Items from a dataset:
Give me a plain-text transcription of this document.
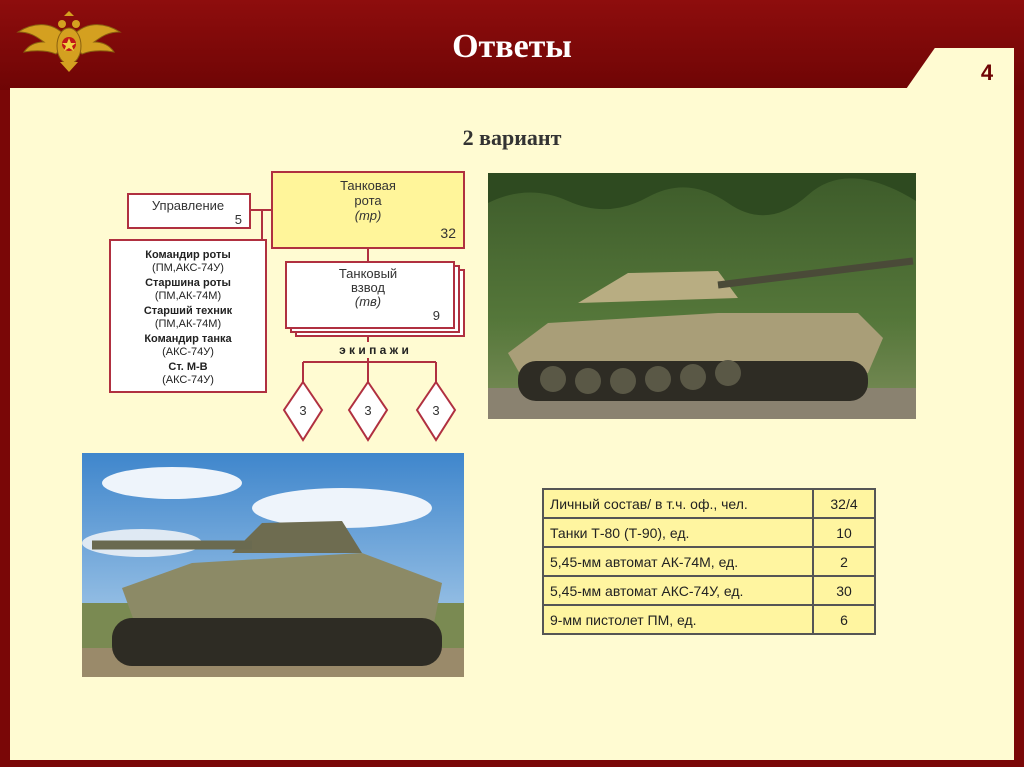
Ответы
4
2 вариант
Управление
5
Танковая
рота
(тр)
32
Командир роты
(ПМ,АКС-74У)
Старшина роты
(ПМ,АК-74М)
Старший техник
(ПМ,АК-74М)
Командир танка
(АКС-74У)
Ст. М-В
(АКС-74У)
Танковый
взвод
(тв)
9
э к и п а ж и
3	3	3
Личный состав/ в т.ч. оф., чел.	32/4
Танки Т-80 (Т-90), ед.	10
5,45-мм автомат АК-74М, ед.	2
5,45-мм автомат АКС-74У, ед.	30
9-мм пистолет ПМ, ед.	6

...

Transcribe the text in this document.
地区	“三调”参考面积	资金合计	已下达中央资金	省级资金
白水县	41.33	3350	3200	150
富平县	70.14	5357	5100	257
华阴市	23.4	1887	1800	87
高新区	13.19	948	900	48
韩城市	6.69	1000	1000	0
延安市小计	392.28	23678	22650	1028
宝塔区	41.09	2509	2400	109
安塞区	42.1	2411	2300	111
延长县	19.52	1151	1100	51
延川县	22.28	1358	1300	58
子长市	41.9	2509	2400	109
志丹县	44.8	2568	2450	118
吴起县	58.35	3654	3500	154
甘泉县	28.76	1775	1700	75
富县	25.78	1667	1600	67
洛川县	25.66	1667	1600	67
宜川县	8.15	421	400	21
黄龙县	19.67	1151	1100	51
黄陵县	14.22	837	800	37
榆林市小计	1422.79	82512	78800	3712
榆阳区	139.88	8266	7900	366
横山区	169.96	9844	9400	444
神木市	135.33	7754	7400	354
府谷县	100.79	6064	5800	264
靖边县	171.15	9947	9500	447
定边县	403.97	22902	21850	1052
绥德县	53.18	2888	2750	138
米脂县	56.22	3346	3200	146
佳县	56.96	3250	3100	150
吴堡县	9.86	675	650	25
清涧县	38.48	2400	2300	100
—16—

[SET TASK] List all lines holding the string "автомат".

[TASK RESULT]
5,45-мм автомат АК-74М, ед.	2
5,45-мм автомат АКС-74У, ед.	30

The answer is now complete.